■ Extrait du texte ■

>>>>>

C'est que la pièce n'est pas nouvelle, loin s'en faut. Si les mobiles
qui inspirent leur rédaction peuvent avoir le vernis d'une nouveauté
assez in – la fameuse lutte prétendument contre l'exclusion
–, la trame de l'action n'en est pas moins faite de vieilles ficelles que
l'illettrisme économique des Français a protégé
d'une usure rapide et salutaire.
La pièce se nomme Du rôle du travail dans une économie
humaine; le chapitre nouveau, Partage du temps de travail.
M. Patrick Bégin (voir LE PARTAGE DU TRAVAIL,
BÉNÉFIQUE?, Courrier
des lecteurs) s'interroge sur l'opportunité pour les Québécois
de faire jouer chez eux la scène du partage. Monsieur Bégin,
ma réponse se résume en ces mots: puisse le bon sens vous
en préserver! Mais regardons y de plus près, si vous
le voulez bien.
Battre
la « réduction historique »
du temps de travail de vitesse, pour créer des emplois?
Les énarques (bureaucrates diplômés de l'École
nationale d'administration, qui forment la petite clique qui contrôle
tout au gouvernement et dans les sociétés d'État et
qui « pantouflent » comme on dit dans les
directions de nombreuses sociétés pseudo-privées)
et les universitaires de cour qui ont planché sur le dossier
pour le ministère du Travail sont formels: nous assistons depuis
le milieu du XIXe siècle à une baisse « séculaire
» du temps de travail. Une étude comparative des statistiques
françaises avec celles des autres pays européens confirmerait
la chose: partout, « ça baisse! »
À partir de ce constat, la question de la cause de cette baisse
se pose bien évidemment.

<<<<<

■ Documents fournis ■
>>>>>

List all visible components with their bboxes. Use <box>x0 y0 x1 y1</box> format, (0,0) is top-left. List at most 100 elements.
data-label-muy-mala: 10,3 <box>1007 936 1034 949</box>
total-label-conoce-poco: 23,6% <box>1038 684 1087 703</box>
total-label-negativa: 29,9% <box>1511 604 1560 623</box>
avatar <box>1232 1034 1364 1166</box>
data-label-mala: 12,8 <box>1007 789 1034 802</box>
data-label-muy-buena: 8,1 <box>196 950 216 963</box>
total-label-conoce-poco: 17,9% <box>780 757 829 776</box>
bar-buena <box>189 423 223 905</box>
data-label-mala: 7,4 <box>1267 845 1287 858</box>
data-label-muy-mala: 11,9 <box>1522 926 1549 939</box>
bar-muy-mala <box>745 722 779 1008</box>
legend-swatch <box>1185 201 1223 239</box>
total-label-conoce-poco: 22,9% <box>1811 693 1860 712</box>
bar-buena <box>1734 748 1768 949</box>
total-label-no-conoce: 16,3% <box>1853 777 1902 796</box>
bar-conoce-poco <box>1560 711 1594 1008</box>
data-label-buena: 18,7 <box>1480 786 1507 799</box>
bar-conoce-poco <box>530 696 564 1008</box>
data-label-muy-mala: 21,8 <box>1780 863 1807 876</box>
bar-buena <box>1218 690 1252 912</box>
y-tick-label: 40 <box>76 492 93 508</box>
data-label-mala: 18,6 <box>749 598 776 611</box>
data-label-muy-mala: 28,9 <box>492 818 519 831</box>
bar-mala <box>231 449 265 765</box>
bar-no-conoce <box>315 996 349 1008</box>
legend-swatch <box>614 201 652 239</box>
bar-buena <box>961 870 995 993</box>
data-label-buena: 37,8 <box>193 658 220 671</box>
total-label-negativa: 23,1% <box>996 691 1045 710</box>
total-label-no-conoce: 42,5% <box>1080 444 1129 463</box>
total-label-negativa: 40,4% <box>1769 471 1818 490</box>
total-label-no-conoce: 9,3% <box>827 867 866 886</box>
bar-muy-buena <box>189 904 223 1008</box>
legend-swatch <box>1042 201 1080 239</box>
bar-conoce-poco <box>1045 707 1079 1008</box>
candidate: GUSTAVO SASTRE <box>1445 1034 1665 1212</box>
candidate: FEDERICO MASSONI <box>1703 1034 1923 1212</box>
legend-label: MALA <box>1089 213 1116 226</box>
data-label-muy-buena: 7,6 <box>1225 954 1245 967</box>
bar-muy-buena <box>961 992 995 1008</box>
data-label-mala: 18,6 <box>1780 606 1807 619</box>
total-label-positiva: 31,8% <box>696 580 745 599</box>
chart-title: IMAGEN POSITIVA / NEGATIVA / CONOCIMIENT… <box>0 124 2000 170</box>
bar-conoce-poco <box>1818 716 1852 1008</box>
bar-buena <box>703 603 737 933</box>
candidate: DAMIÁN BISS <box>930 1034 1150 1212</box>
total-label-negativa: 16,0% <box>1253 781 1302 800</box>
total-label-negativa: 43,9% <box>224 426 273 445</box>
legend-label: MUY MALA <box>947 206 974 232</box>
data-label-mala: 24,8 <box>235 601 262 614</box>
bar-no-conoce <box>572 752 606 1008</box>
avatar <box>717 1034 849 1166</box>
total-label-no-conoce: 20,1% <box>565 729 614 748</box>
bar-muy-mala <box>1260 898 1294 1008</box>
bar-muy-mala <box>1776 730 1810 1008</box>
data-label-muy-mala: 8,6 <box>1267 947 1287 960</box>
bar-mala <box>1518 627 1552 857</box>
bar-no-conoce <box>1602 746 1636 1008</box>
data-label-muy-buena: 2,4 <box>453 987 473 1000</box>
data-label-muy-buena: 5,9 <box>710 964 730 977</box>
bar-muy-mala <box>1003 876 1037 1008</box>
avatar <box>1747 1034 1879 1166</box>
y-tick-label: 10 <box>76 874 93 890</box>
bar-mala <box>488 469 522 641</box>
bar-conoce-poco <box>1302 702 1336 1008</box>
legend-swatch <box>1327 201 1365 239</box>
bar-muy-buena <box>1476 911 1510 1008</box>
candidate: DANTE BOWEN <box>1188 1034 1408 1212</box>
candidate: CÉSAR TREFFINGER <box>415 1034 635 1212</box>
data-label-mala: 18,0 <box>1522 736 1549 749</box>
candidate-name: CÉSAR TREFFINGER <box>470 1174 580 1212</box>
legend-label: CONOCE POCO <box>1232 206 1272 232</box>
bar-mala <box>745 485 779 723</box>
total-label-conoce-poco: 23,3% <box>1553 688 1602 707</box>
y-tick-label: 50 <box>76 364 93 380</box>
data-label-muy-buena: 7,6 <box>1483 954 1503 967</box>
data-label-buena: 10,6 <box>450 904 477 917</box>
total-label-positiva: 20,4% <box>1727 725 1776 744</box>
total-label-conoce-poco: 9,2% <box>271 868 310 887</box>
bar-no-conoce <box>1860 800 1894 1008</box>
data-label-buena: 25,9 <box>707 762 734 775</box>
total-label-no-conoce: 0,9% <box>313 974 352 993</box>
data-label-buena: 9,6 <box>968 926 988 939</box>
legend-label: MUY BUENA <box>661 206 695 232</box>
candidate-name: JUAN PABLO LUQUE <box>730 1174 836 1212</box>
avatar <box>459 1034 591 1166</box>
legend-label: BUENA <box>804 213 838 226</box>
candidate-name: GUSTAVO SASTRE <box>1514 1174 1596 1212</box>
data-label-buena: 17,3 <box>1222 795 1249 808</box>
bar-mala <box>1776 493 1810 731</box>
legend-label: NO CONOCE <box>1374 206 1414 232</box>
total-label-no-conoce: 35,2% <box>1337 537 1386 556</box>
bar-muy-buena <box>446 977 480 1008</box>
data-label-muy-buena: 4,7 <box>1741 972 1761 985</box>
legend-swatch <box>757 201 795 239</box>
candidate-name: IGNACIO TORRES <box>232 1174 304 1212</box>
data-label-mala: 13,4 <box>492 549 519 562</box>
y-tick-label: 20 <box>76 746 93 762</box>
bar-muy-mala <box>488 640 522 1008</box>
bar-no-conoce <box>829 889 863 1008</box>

<<<<<

■ Consignes ■
(a) Recopiez fidèlement le passage de l'extrait sur le partage du travail qui commence aux mots « et les universitaires » et s'arrête après les mots « pose bien évidemment. ».
(b) Mettez sous forme de liste JSON de chaînes les lignes des enregistrements, depuis leur début jusqu'à la ligne contenant « avatar <box>1232 1034 1364 1166</box> » incluse. Chaque ligne doit donner une chaîne, et les lignes vides sont à omettre.

■ Réponses aux consignes ■
(a)
et les universitaires de cour qui ont planché sur le dossier
pour le ministère du Travail sont formels: nous assistons depuis
le milieu du XIXe siècle à une baisse « séculaire
» du temps de travail. Une étude comparative des statistiques
françaises avec celles des autres pays européens confirmerait
la chose: partout, « ça baisse! »
À partir de ce constat, la question de la cause de cette baisse
se pose bien évidemment.

(b)
[
  "List all visible components with their bboxes. Use <box>x0 y0 x1 y1</box> format, (0,0) is top-left. List at most 100 elements.",
  "data-label-muy-mala: 10,3 <box>1007 936 1034 949</box>",
  "total-label-conoce-poco: 23,6% <box>1038 684 1087 703</box>",
  "total-label-negativa: 29,9% <box>1511 604 1560 623</box>",
  "avatar <box>1232 1034 1364 1166</box>"
]